START TEXT SECTION

= Christine Dalnoky =

French landscape architect and educator

Christine Dalnoky (born 1956) is a French landscape architect and educator.

She was born in Paris and studied at the École nationale supérieure des Beaux-Arts there and at the National School of Landscape Architecture in Versailles. Dalnoky worked with Michel Desvigne and Alexandre Chemetoff in Paris and with Renzo Piano in Geneva. She studied in Rome for two years after winning a competition sponsored by the French Academy in Rome. Dalnoky held a residency at the Villa Medici from 1987 to 1988;

On her return to Paris in 1988, she established the Desvigne & Dalnoky agency with Michel Desvigne. Desvigne & Dalnoky worked for public and private organizations and collaborated on projects with prominent architects including Renzo Piano, Norman Foster, Richard Rogers and Christian de Portzamparc. The agency has completed projects in Great Britain, Europe, Japan, South Korea and the United States. Notable projects by Desvigne & Dalnoky include landscape design for three stations on the LGV Méditerranée and open spaces at the Middelheim Open Air Sculpture Museum. In 2001, she won an award from the International Biennial of Landscape Architecture in Barcelona for her plan for the Greenwich Peninsula.

After 2002, she has worked through her "Atelier de Paysage" in Oppède, which she established in partnership with Patrick Solvet. In 2005, she submitted the winning design for the Metropolitan Water Park in Zaragoza for Expo 2008.

Dalnoky has taught landscape design in various European universities, including the National School of Landscape Architecture in Versailles, the Accademia di Architettura di Mendrisio, the École Polytechnique Fédérale de Lausanne and the Escuela Técnica Superior de Arquitectura de Barcelona.

END TEXT SECTION

#### [PROBLEM DESCRIPTION]
Reproduce the stretch of the Christine Dalnoky biography from "After 2002, she" through "for Expo 2008.".

START MATERIAL SHOWN

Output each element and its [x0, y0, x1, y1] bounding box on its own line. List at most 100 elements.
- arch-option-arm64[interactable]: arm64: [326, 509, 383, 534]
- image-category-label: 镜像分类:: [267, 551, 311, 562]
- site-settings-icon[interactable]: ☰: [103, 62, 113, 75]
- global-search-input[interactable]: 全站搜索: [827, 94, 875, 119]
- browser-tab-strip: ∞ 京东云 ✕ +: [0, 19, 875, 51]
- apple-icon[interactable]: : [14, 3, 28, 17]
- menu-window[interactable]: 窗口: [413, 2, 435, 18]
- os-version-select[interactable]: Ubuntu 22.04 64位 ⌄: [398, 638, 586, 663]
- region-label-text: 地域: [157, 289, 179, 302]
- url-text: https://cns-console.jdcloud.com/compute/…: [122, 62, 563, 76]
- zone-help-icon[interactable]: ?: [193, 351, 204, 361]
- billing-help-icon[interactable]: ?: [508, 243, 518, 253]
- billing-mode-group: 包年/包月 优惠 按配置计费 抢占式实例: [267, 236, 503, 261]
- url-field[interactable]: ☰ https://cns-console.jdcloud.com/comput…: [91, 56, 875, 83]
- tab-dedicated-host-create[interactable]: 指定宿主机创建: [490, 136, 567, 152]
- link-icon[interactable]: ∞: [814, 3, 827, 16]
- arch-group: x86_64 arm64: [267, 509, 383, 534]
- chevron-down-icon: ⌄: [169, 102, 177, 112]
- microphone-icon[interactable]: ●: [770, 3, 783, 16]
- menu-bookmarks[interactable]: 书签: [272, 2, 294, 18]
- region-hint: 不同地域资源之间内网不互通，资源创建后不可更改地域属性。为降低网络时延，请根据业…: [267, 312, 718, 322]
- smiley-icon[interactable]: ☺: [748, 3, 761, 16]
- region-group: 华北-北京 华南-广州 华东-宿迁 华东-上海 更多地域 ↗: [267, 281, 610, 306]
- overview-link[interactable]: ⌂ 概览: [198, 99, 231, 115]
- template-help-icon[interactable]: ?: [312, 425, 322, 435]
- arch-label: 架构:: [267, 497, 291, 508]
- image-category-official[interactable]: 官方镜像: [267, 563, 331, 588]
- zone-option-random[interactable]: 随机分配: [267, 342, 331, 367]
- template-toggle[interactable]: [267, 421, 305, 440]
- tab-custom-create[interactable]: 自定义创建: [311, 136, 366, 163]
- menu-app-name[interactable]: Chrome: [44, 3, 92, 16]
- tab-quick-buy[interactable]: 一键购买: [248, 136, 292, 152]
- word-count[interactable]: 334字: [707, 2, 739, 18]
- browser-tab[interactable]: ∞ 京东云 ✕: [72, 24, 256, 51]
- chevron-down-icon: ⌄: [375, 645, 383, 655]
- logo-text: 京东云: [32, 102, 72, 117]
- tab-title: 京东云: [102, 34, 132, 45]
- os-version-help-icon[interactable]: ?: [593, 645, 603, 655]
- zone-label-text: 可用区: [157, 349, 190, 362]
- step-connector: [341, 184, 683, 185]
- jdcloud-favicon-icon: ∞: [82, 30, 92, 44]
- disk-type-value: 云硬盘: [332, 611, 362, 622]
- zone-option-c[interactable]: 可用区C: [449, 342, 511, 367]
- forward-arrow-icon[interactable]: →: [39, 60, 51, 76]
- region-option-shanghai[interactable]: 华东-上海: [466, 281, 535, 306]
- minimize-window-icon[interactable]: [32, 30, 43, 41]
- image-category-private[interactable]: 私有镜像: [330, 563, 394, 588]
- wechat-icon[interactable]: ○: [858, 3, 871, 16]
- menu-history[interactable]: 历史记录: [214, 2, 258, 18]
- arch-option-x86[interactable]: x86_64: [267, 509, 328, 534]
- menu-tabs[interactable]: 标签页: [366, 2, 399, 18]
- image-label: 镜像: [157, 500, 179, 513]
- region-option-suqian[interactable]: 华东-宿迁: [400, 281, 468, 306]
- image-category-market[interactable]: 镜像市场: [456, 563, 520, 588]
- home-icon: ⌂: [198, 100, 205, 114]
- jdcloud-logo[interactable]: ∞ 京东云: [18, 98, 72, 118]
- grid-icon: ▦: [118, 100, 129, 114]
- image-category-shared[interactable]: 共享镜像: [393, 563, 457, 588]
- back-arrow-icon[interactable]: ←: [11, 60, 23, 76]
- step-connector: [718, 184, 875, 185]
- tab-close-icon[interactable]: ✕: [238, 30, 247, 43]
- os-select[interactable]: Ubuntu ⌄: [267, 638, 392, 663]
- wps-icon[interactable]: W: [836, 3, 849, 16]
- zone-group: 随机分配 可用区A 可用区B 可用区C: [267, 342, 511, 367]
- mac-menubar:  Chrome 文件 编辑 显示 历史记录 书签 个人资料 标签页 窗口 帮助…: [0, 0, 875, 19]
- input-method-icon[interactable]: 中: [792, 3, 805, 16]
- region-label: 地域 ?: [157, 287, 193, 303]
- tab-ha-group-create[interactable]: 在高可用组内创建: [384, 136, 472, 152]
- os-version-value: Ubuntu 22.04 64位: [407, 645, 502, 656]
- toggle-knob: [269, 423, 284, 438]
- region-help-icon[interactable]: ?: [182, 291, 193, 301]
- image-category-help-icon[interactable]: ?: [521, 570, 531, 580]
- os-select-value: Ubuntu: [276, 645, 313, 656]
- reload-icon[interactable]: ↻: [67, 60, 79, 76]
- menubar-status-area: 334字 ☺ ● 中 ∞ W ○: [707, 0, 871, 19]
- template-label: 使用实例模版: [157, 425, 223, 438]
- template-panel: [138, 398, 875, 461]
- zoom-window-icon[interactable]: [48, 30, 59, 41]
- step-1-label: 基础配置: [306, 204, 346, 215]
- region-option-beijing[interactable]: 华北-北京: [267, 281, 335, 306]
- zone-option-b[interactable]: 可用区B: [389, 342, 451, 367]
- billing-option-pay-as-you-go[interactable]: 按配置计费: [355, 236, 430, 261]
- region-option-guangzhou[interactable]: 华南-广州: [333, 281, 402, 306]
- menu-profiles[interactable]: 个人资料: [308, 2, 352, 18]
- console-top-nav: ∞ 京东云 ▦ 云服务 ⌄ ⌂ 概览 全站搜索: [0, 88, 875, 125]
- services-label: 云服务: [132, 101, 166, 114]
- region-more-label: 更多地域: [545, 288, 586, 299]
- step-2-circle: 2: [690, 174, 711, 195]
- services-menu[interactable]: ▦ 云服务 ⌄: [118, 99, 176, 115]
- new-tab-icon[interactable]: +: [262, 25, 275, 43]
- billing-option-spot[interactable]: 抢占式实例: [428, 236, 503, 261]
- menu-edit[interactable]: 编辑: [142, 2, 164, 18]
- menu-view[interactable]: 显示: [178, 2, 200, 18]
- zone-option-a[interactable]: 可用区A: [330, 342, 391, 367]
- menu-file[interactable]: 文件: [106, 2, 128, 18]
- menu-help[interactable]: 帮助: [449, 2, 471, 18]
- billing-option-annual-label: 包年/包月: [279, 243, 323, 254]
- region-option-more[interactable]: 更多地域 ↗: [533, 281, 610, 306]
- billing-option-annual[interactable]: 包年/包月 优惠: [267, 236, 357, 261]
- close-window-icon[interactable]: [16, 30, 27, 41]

END MATERIAL SHOWN

#### [ANSWER BELOW]
After 2002, she has worked through her "Atelier de Paysage" in Oppède, which she established in partnership with Patrick Solvet. In 2005, she submitted the winning design for the Metropolitan Water Park in Zaragoza for Expo 2008.